WHAT TO DO
Without the pictures, output the records below word for word.

Collected data entries:
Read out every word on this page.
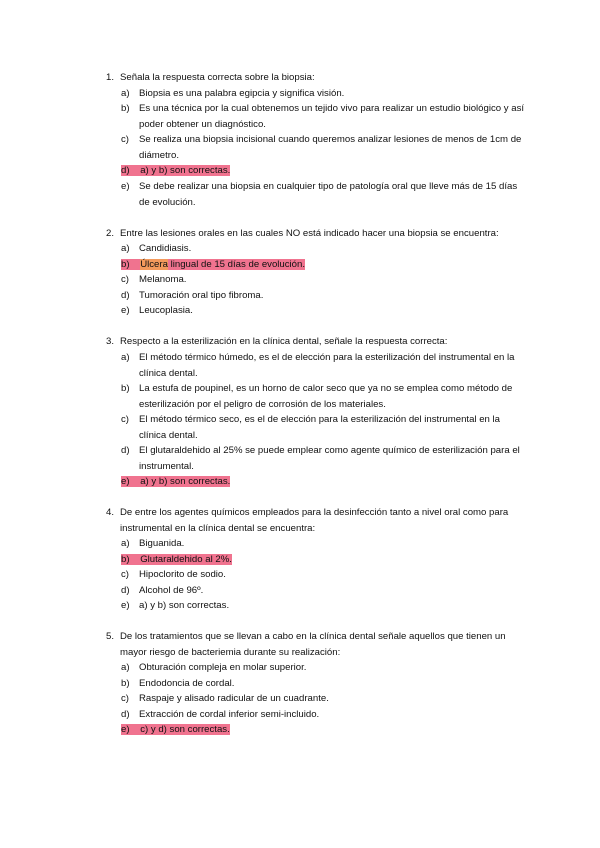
1. Señala la respuesta correcta sobre la biopsia:
a) Biopsia es una palabra egipcia y significa visión.
b) Es una técnica por la cual obtenemos un tejido vivo para realizar un estudio biológico y así poder obtener un diagnóstico.
c)	Se realiza una biopsia incisional cuando queremos analizar lesiones de menos de 1cm de diámetro.
d) a) y b) son correctas.
e) Se debe realizar una biopsia en cualquier tipo de patología oral que lleve más de 15 días de evolución.
2. Entre las lesiones orales en las cuales NO está indicado hacer una biopsia se encuentra:
a) Candidiasis.
b) Úlcera lingual de 15 días de evolución.
c)	Melanoma.
d) Tumoración oral tipo fibroma.
e) Leucoplasia.
3. Respecto a la esterilización en la clínica dental, señale la respuesta correcta:
a) El método térmico húmedo, es el de elección para la esterilización del instrumental en la clínica dental.
b) La estufa de poupinel, es un horno de calor seco que ya no se emplea como método de esterilización por el peligro de corrosión de los materiales.
c)	El método térmico seco, es el de elección para la esterilización del instrumental en la clínica dental.
d) El glutaraldehido al 25% se puede emplear como agente químico de esterilización para el instrumental.
e) a) y b) son correctas.
4. De entre los agentes químicos empleados para la desinfección tanto a nivel oral como para instrumental en la clínica dental se encuentra:
a) Biguanida.
b) Glutaraldehido al 2%.
c)	Hipoclorito de sodio.
d) Alcohol de 96º.
e) a) y b) son correctas.
5. De los tratamientos que se llevan a cabo en la clínica dental señale aquellos que tienen un mayor riesgo de bacteriemia durante su realización:
a) Obturación compleja en molar superior.
b) Endodoncia de cordal.
c)	Raspaje y alisado radicular de un cuadrante.
d) Extracción de cordal inferior semi-incluido.
e) c) y d) son correctas.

SOLUTION TO THIS TASK
Read out every word on this page.
1. Señala la respuesta correcta sobre la biopsia:
a) Biopsia es una palabra egipcia y significa visión.
b) Es una técnica por la cual obtenemos un tejido vivo para realizar un estudio biológico y así poder obtener un diagnóstico.
c)	Se realiza una biopsia incisional cuando queremos analizar lesiones de menos de 1cm de diámetro.
d) a) y b) son correctas.
e) Se debe realizar una biopsia en cualquier tipo de patología oral que lleve más de 15 días de evolución.
2. Entre las lesiones orales en las cuales NO está indicado hacer una biopsia se encuentra:
a) Candidiasis.
b) Úlcera lingual de 15 días de evolución.
c)	Melanoma.
d) Tumoración oral tipo fibroma.
e) Leucoplasia.
3. Respecto a la esterilización en la clínica dental, señale la respuesta correcta:
a) El método térmico húmedo, es el de elección para la esterilización del instrumental en la clínica dental.
b) La estufa de poupinel, es un horno de calor seco que ya no se emplea como método de esterilización por el peligro de corrosión de los materiales.
c)	El método térmico seco, es el de elección para la esterilización del instrumental en la clínica dental.
d) El glutaraldehido al 25% se puede emplear como agente químico de esterilización para el instrumental.
e) a) y b) son correctas.
4. De entre los agentes químicos empleados para la desinfección tanto a nivel oral como para instrumental en la clínica dental se encuentra:
a) Biguanida.
b) Glutaraldehido al 2%.
c)	Hipoclorito de sodio.
d) Alcohol de 96º.
e) a) y b) son correctas.
5. De los tratamientos que se llevan a cabo en la clínica dental señale aquellos que tienen un mayor riesgo de bacteriemia durante su realización:
a) Obturación compleja en molar superior.
b) Endodoncia de cordal.
c)	Raspaje y alisado radicular de un cuadrante.
d) Extracción de cordal inferior semi-incluido.
e) c) y d) son correctas.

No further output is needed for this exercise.